Read the lines below. Copy out any that hold the string "name".

Data extracted from a collection:
● ● ● ● ●

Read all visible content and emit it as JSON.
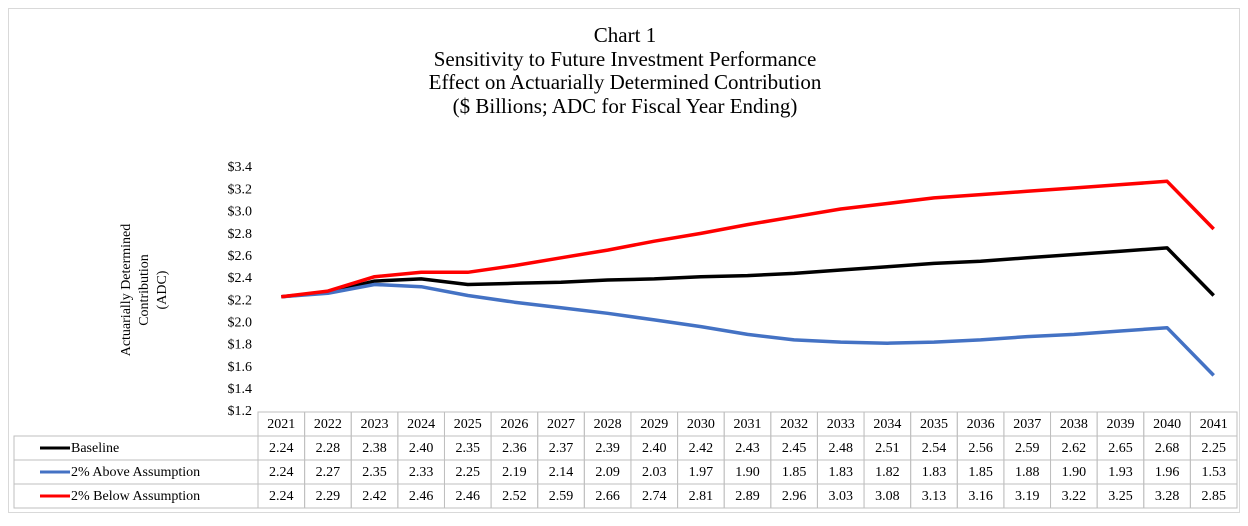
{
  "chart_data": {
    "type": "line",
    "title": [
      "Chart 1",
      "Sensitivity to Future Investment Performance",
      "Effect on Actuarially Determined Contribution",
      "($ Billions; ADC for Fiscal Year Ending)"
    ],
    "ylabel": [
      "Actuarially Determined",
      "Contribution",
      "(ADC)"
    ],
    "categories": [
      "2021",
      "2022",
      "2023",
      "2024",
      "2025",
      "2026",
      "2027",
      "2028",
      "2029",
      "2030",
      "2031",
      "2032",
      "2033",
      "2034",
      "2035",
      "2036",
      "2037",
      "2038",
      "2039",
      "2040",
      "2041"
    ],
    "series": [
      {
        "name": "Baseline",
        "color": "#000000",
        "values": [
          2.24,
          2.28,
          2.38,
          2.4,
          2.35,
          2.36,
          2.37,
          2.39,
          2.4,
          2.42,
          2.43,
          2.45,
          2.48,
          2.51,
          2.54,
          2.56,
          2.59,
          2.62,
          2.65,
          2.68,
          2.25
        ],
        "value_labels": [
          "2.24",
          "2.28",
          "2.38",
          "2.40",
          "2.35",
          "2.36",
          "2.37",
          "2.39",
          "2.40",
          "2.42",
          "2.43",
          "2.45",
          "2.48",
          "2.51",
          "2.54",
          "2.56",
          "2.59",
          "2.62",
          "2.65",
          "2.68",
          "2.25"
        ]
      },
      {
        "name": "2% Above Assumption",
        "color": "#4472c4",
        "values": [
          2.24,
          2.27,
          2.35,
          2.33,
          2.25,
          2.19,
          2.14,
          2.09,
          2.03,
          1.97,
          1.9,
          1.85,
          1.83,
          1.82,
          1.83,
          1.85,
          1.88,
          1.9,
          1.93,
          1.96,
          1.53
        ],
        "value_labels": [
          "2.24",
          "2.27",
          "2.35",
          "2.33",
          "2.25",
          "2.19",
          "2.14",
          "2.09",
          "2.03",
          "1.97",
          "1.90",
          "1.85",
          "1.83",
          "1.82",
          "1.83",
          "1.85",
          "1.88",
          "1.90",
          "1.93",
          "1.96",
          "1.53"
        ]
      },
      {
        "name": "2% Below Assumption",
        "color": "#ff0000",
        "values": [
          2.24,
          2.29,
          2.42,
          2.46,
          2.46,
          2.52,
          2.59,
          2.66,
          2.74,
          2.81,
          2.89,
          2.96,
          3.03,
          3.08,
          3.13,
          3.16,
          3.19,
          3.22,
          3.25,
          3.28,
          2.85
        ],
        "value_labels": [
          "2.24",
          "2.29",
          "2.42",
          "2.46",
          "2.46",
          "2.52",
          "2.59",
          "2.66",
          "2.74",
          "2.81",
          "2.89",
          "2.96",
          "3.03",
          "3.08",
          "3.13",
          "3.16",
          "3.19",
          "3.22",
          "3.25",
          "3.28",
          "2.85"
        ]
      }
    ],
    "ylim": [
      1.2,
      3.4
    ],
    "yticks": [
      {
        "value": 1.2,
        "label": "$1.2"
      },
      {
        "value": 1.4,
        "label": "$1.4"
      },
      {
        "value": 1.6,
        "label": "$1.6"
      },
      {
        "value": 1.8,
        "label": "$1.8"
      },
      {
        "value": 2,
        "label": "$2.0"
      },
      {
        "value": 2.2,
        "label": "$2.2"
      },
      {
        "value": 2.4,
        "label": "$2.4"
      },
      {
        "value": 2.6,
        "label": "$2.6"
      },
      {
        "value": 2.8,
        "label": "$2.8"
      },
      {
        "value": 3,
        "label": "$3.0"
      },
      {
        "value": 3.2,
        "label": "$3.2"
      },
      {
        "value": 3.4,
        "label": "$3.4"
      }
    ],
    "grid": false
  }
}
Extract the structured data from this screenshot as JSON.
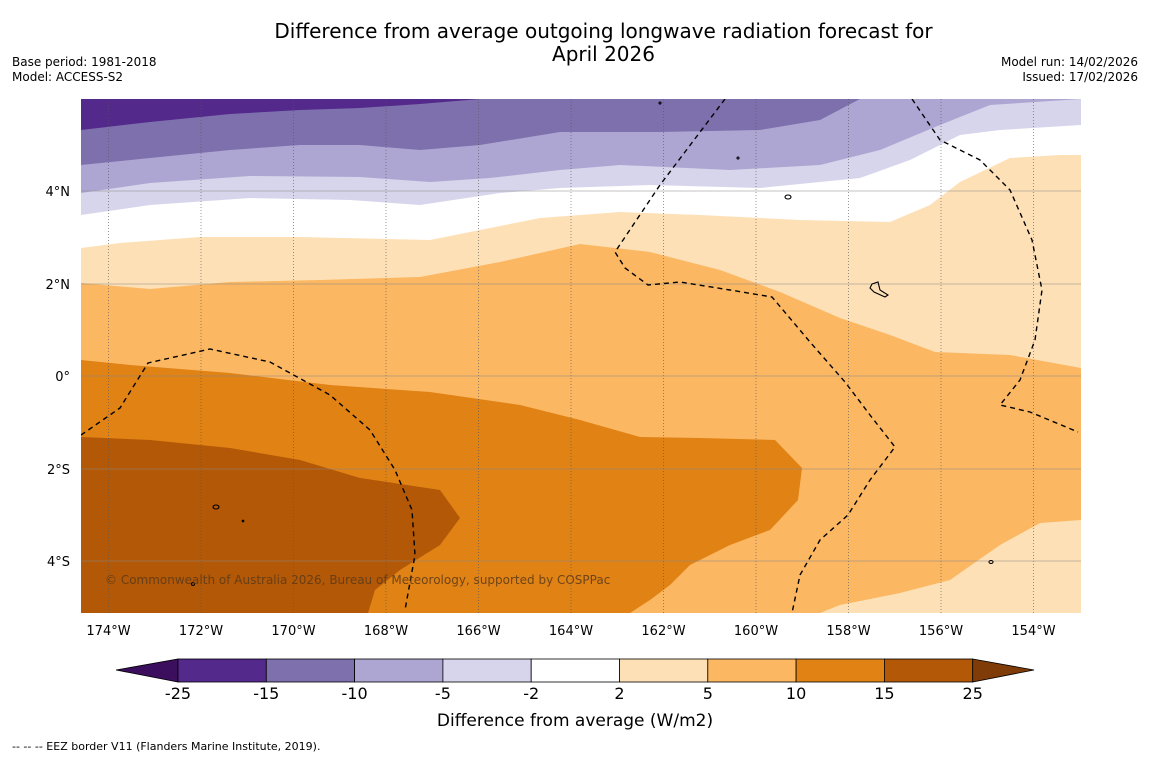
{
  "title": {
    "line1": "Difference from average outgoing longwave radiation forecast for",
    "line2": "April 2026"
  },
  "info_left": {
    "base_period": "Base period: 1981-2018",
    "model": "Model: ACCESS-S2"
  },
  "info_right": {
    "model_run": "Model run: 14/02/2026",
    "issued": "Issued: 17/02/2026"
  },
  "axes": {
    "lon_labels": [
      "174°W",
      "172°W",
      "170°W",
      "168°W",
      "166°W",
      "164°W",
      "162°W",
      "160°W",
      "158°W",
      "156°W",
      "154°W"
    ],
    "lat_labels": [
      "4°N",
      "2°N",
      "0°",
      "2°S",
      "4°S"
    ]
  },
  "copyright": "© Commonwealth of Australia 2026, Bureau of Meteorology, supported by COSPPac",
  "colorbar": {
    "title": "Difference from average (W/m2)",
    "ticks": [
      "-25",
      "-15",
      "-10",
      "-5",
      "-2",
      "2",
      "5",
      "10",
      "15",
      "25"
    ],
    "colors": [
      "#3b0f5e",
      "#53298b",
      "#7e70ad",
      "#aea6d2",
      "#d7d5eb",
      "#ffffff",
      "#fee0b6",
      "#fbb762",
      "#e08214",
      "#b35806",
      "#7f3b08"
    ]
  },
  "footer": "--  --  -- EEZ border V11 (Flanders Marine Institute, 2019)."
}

● ● ● ● ●

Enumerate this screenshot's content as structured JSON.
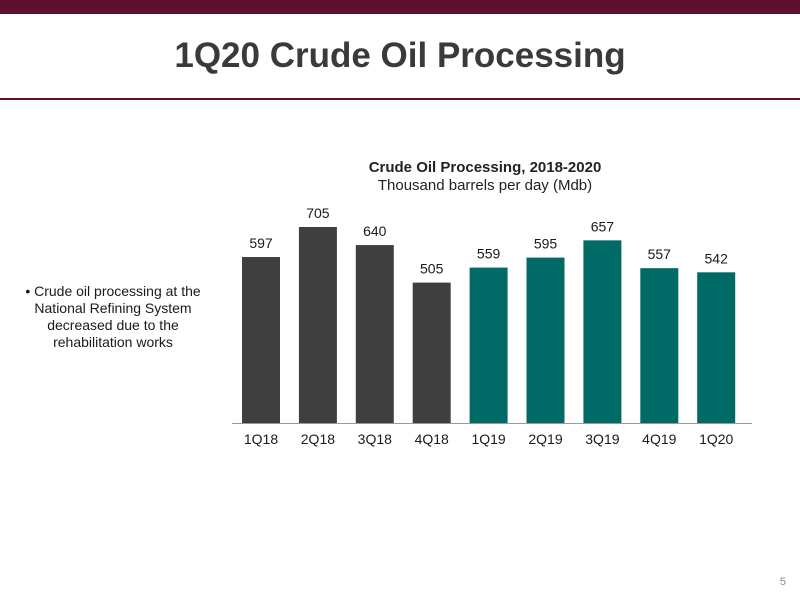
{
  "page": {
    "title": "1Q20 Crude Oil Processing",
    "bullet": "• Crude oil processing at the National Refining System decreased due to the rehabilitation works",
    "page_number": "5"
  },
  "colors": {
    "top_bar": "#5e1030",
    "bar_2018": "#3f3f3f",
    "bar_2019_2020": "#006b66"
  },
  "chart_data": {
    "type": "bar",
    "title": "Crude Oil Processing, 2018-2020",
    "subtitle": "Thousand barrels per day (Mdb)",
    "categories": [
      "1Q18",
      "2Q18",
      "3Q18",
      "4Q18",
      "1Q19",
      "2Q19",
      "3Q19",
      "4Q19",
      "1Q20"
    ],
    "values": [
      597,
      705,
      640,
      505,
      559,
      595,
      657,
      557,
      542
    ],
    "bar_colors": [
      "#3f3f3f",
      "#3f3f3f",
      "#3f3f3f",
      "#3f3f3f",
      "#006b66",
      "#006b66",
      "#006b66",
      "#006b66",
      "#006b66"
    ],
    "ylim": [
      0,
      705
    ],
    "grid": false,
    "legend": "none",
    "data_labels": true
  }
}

● ● ● ● ●

• _Task answer_:
        "name": "Baseline",
        "name": "2% Above Assumption",
        "name": "2% Below Assumption",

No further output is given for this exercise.